* Entries *
↓↓↓

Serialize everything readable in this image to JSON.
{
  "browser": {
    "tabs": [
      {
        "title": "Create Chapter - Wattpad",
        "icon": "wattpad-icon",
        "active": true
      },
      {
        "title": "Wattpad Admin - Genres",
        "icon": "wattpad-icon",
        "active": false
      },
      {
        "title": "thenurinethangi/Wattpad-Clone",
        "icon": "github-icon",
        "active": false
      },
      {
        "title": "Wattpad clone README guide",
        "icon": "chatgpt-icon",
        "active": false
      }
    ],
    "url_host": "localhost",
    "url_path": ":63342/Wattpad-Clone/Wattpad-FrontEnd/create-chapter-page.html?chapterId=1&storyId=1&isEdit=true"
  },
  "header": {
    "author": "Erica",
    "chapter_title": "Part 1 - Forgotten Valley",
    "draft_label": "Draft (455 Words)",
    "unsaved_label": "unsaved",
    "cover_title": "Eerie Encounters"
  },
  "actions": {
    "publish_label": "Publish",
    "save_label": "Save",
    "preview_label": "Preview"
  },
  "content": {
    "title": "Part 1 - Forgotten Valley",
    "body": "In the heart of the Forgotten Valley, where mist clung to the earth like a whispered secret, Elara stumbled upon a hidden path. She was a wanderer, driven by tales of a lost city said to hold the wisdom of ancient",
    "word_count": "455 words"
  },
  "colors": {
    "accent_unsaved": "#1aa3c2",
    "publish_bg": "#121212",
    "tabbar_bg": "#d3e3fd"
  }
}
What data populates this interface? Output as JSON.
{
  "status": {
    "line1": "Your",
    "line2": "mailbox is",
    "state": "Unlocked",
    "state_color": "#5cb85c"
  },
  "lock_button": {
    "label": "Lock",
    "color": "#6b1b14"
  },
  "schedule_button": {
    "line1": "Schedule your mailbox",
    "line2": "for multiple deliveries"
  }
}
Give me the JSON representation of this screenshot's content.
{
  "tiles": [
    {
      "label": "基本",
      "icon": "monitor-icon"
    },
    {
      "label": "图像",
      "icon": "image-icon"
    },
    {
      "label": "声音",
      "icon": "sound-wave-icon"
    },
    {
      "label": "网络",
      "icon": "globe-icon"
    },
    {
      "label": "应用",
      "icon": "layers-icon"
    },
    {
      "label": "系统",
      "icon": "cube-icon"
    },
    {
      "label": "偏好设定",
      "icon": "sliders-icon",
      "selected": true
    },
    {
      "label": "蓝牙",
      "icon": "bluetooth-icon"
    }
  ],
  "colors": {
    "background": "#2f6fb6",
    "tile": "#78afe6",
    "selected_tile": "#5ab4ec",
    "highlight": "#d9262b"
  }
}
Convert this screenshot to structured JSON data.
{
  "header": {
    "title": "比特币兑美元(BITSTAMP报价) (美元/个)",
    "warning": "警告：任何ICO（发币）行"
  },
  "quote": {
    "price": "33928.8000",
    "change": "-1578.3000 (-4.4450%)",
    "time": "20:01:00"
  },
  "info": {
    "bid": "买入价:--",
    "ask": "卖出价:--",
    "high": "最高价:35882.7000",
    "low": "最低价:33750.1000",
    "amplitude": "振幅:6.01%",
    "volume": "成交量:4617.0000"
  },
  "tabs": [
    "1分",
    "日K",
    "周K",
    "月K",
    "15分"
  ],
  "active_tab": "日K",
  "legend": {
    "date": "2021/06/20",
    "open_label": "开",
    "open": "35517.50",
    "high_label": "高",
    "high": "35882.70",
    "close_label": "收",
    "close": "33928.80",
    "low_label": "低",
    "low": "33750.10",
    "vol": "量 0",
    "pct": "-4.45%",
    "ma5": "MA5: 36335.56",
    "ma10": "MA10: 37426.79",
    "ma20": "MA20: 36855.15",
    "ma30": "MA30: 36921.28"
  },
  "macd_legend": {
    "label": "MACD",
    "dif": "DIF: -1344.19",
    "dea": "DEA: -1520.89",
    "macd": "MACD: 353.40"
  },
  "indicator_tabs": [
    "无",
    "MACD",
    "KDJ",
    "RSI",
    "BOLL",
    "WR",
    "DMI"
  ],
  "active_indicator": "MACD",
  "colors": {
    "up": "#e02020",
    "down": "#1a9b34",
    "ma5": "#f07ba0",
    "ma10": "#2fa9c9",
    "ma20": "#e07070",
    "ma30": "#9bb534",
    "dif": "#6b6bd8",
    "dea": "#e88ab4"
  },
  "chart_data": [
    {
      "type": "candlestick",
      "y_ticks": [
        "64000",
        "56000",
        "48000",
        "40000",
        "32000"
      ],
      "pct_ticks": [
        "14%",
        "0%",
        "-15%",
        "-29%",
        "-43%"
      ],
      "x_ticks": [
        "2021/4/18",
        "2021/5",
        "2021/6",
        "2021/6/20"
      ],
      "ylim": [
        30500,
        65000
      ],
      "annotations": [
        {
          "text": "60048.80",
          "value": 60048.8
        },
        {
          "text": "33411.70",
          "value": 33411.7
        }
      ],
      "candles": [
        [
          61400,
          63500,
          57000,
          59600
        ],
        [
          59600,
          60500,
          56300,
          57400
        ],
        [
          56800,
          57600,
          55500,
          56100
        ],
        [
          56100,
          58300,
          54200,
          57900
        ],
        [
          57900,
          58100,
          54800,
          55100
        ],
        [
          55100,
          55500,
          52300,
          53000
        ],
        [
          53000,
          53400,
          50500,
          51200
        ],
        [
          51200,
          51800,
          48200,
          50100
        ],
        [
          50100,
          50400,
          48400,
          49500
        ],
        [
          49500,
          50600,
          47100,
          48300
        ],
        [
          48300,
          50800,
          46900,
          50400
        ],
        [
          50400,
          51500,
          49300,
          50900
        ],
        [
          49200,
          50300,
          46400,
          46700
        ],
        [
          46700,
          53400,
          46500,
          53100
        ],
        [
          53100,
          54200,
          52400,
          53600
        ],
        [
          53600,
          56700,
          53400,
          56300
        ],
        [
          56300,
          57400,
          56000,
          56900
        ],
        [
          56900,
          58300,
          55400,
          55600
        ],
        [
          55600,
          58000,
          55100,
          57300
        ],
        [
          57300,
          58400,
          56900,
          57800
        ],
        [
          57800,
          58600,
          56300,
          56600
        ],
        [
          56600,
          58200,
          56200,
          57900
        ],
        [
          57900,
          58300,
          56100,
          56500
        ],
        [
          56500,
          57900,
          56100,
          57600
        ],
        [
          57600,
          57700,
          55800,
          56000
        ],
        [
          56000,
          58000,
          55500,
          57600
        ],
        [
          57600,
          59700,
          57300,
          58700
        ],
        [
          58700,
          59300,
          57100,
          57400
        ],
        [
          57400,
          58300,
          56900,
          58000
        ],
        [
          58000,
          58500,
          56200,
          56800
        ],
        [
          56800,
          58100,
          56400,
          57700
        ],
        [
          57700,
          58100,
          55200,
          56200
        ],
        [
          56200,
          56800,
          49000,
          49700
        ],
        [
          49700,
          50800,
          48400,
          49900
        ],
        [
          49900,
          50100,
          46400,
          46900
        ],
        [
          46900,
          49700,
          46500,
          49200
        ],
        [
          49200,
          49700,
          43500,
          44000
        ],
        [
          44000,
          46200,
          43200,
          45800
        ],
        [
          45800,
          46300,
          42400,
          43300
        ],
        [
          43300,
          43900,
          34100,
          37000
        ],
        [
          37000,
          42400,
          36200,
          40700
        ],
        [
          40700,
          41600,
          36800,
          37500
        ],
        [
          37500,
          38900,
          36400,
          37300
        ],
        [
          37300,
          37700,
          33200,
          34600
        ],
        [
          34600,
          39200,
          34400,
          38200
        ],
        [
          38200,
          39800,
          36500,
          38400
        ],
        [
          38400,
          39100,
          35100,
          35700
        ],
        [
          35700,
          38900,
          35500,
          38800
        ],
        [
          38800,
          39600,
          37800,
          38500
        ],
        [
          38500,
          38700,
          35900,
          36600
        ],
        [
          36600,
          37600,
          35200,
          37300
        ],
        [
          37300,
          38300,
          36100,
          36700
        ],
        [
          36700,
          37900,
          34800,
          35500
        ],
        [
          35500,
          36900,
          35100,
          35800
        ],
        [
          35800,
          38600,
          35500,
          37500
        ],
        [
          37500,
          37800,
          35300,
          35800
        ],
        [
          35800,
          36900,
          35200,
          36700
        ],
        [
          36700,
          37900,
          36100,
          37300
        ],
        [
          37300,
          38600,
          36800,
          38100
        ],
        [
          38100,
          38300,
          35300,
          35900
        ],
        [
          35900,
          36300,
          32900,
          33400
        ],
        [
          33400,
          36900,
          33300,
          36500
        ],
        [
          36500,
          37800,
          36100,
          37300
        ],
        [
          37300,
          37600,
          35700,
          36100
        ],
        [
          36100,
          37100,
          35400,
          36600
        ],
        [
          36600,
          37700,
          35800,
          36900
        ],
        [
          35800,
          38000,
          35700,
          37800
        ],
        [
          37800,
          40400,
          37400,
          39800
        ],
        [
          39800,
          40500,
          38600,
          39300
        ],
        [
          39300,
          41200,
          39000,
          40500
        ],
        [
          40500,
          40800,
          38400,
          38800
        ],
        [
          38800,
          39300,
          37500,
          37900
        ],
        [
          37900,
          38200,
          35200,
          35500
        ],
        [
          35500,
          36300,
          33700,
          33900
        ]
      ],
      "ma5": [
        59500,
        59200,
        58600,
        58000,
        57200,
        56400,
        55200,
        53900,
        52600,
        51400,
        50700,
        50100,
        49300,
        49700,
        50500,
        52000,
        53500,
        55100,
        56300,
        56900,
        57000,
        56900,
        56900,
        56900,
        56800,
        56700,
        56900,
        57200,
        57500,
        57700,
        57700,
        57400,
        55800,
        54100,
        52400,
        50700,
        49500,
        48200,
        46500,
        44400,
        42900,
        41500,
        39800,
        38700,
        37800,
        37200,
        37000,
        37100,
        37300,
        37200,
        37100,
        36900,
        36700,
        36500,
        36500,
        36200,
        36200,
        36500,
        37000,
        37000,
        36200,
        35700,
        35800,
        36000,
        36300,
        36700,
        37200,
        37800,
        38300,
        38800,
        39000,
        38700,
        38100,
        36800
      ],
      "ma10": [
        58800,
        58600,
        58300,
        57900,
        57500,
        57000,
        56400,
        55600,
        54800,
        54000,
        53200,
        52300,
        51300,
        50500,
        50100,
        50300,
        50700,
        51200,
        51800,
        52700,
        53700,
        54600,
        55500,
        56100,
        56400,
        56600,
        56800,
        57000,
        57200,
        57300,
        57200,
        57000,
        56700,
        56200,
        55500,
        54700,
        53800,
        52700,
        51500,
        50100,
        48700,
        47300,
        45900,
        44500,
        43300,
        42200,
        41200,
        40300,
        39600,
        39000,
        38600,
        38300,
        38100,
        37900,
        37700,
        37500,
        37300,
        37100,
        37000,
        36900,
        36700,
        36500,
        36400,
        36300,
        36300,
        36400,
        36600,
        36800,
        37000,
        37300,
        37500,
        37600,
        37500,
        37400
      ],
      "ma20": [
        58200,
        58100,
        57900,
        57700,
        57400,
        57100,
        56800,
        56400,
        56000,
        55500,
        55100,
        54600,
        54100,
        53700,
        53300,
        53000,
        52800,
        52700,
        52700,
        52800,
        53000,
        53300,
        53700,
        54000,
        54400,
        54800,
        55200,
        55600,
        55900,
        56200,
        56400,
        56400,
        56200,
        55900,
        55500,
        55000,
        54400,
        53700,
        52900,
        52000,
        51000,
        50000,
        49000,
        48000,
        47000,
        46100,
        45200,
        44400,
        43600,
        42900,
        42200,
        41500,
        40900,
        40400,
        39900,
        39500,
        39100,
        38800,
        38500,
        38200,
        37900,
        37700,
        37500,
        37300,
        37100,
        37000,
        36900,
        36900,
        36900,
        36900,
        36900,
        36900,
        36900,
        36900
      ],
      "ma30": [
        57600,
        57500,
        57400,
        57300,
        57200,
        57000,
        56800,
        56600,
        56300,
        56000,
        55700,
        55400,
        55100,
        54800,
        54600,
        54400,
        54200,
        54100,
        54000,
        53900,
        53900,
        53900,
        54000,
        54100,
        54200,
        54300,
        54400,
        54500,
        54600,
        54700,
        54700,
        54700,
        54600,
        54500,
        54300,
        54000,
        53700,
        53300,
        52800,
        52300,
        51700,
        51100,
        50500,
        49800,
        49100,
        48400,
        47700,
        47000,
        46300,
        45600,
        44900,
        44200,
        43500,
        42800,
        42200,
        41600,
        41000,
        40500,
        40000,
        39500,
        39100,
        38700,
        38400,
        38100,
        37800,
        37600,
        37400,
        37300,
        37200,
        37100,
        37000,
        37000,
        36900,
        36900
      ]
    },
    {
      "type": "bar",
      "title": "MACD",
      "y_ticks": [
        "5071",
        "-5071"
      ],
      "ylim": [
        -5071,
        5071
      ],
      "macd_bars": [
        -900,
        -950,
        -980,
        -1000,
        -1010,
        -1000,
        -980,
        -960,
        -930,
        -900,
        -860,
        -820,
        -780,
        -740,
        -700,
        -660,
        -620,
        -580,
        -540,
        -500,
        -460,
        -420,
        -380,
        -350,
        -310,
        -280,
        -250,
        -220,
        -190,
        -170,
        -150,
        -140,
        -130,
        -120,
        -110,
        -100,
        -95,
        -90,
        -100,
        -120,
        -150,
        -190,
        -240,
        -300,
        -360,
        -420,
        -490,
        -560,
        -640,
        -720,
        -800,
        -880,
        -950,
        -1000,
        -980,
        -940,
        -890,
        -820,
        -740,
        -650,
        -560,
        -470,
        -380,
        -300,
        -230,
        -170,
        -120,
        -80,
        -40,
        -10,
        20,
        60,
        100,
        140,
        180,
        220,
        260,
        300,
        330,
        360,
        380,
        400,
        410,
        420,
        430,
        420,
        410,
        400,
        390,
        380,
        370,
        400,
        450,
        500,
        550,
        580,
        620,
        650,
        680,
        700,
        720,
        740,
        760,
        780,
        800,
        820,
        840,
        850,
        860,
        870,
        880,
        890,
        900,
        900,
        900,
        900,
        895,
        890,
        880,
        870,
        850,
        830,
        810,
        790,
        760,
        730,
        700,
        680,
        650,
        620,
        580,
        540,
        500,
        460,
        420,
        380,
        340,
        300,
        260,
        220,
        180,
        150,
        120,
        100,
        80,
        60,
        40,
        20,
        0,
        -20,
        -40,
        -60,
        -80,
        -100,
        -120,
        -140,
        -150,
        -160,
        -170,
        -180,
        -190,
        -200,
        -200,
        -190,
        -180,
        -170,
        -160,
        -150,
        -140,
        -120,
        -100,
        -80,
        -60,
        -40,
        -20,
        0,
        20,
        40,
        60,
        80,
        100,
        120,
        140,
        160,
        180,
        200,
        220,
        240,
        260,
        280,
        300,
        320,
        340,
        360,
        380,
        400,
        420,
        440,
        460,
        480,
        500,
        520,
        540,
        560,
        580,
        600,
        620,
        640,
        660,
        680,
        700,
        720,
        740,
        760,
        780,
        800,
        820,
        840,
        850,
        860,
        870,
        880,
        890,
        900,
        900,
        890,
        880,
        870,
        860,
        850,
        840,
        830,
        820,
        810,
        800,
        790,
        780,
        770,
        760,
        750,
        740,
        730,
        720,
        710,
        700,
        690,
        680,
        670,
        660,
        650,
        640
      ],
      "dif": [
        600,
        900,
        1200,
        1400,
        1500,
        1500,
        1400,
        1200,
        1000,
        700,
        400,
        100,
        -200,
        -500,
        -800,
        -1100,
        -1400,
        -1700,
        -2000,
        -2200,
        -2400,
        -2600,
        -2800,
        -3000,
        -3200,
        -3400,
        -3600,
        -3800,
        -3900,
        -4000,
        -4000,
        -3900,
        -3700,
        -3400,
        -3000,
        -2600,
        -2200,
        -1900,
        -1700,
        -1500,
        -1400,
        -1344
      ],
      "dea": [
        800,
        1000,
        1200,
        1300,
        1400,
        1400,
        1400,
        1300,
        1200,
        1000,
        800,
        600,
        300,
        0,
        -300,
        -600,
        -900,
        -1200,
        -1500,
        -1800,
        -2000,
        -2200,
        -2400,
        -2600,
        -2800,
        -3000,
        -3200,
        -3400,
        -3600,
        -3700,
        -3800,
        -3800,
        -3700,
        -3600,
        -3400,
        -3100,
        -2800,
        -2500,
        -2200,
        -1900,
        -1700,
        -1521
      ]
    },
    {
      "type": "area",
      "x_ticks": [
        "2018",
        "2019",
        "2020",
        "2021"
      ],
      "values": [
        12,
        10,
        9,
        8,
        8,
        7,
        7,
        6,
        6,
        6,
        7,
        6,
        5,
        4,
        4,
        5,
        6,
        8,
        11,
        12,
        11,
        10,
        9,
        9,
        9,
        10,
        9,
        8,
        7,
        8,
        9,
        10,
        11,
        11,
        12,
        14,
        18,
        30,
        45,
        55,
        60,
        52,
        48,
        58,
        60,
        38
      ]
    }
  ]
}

↑↑↑

* Work to do *
Identify the lines in the entries above that contain "this", then copy them out.

* Final result *
Serialize everything readable in this image to JSON.
What data populates this interface? Output as JSON.
Give me the JSON representation of this screenshot's content.
Convert this screenshot to structured JSON data.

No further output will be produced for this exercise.